━━━ Provided records ━━━
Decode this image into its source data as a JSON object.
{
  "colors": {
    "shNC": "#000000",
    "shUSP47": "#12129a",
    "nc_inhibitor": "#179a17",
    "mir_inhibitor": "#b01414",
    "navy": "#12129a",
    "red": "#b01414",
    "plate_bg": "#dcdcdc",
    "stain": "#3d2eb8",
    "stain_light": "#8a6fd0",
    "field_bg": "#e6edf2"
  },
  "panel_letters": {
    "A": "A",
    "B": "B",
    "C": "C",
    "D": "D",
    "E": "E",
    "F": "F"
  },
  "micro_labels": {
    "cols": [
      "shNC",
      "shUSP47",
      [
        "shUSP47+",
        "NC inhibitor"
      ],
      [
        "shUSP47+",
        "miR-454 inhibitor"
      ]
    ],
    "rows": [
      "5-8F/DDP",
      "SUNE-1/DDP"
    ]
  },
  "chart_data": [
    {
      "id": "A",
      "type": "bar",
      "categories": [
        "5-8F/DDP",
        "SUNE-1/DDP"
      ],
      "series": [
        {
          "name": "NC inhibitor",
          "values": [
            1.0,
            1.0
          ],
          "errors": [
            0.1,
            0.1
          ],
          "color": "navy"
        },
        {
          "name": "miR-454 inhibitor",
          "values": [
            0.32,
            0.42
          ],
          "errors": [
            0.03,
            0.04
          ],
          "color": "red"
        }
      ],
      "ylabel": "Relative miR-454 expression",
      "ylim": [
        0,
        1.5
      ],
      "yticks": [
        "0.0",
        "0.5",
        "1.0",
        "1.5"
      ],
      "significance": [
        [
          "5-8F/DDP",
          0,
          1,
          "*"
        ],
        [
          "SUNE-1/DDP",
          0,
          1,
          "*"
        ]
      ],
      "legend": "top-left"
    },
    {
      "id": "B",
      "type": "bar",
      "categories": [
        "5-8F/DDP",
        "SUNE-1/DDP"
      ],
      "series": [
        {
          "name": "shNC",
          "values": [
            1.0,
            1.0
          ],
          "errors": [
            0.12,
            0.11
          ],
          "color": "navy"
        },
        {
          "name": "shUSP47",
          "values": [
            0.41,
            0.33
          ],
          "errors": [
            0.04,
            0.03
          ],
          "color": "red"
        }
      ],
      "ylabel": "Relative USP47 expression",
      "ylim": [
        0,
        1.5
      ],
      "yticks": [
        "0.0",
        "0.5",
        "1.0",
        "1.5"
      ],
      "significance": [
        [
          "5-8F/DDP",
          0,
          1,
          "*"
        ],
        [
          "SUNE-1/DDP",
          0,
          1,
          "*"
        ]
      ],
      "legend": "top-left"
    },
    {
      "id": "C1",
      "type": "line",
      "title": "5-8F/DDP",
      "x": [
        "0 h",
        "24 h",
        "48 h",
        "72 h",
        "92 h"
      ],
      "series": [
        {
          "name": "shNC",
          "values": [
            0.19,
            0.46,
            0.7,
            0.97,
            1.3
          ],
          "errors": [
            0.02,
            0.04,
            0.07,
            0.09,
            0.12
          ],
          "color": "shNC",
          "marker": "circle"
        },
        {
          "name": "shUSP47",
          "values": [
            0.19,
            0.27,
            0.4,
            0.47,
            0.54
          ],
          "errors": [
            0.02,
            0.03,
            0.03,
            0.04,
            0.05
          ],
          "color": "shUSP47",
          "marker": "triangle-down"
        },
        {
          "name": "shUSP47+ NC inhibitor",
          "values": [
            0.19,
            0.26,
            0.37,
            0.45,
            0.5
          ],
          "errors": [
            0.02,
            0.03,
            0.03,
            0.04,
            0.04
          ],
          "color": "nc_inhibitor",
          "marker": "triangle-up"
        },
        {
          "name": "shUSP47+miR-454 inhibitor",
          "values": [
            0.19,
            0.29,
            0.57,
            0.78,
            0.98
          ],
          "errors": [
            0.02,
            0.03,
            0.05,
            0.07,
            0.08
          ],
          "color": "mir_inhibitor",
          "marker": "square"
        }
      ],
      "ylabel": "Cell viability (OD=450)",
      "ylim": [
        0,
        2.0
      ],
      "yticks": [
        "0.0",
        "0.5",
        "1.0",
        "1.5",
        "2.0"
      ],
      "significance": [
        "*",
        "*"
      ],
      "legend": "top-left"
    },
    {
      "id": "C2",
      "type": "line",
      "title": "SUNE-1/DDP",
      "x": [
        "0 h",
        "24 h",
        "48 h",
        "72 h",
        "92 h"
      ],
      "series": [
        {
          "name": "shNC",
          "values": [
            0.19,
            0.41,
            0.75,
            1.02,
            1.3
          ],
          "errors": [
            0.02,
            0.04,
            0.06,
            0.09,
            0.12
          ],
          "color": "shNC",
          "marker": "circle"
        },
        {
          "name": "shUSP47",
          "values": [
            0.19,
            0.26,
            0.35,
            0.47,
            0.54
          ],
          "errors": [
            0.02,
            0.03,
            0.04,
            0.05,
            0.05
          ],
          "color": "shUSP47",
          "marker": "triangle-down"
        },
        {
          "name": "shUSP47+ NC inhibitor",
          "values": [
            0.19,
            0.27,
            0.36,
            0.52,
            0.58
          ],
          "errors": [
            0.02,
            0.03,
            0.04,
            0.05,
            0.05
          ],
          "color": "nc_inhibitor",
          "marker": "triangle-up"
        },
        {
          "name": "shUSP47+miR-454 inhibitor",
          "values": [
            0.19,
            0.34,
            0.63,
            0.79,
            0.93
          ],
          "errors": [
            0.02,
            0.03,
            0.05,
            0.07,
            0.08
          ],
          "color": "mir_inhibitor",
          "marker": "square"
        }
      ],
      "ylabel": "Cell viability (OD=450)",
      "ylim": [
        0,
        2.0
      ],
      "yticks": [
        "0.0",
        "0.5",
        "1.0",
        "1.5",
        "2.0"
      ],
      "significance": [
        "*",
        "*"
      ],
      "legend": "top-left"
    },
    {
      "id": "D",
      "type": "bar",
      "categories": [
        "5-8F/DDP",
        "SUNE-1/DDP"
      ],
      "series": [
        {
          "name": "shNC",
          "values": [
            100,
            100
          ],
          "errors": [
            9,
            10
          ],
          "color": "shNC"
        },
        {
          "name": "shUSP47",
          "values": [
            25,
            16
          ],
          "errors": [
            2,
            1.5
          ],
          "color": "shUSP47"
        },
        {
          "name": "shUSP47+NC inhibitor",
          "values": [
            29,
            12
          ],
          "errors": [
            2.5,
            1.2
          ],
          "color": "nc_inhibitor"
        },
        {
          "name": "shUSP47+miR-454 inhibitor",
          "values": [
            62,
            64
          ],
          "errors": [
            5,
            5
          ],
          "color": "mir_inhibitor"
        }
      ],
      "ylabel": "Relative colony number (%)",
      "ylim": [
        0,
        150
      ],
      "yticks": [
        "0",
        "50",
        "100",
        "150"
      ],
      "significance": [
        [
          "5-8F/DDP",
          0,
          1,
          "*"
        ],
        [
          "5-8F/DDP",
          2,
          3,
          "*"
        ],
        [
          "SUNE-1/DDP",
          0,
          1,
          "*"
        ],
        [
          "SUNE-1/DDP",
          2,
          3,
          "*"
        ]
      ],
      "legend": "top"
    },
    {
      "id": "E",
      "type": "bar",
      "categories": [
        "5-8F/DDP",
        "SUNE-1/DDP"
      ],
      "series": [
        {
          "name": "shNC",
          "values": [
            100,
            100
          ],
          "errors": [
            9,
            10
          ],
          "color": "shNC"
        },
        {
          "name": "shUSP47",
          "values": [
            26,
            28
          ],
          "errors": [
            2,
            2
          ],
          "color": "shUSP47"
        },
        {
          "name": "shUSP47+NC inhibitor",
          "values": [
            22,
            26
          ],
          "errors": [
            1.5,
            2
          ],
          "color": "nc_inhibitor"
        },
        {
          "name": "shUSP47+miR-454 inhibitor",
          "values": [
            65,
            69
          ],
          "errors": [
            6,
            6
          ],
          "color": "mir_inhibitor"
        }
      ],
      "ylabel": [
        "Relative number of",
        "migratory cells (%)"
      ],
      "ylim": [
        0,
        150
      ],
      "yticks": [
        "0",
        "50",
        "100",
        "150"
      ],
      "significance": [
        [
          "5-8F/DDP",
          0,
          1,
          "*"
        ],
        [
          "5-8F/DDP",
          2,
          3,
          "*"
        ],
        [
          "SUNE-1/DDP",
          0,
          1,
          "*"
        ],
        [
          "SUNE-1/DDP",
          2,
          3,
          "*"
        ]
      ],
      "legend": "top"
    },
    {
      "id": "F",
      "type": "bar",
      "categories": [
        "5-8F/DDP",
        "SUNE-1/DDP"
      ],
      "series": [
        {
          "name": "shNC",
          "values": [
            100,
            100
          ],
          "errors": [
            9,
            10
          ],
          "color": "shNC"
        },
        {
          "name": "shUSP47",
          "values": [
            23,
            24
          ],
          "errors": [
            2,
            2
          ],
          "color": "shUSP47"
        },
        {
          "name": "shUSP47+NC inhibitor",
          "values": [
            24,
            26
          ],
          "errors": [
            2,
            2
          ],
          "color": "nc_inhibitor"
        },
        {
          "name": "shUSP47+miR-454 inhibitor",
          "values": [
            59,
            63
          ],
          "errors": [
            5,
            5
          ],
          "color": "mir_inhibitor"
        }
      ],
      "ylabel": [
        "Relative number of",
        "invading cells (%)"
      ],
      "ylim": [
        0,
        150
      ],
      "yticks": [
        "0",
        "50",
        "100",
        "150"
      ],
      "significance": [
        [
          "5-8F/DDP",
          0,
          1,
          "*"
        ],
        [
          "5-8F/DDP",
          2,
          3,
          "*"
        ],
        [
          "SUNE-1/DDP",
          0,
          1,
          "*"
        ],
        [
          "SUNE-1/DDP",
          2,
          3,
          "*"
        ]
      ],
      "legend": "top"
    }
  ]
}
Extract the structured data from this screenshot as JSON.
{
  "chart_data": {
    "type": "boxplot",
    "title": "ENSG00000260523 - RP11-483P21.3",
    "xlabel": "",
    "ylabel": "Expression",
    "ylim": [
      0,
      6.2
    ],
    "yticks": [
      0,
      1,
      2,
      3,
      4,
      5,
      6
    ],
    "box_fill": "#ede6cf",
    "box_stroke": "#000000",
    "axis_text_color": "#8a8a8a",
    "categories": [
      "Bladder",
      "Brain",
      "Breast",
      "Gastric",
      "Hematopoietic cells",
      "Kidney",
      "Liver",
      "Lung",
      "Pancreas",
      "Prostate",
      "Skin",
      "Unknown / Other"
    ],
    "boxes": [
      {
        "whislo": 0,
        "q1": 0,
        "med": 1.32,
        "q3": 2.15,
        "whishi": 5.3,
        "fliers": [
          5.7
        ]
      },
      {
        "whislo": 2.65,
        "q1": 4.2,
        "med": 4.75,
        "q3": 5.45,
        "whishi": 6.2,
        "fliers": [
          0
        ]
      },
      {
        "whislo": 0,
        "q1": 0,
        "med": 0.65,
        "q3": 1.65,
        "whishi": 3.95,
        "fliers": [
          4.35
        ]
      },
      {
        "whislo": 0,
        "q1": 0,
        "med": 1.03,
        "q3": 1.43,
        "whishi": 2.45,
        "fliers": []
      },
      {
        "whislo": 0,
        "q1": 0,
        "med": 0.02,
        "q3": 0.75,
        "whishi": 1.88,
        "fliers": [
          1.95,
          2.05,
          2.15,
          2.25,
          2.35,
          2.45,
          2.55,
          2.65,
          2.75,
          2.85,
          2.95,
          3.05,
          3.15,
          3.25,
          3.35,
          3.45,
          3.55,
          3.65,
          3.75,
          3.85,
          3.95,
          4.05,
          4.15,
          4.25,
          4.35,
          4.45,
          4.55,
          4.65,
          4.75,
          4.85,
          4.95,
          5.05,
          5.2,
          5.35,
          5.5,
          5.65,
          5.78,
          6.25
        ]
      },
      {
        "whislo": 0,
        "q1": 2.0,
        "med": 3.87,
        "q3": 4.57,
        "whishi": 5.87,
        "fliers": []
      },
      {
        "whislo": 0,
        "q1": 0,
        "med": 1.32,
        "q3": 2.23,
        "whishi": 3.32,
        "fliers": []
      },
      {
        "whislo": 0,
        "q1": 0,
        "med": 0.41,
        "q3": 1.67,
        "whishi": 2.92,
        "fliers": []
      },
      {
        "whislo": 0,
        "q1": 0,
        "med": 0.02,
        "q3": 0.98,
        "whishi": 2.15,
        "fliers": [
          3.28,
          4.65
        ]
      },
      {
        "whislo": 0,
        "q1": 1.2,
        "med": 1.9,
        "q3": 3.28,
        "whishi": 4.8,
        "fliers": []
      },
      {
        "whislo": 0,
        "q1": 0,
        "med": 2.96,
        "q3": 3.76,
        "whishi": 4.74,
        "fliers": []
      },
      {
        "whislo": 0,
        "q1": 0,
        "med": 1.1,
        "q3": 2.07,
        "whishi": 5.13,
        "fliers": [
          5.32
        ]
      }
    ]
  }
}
━━━
- _Assigned task_:
On how many lines above does the word "title" appear? Answer with that figure only.

- _The completed task_:
3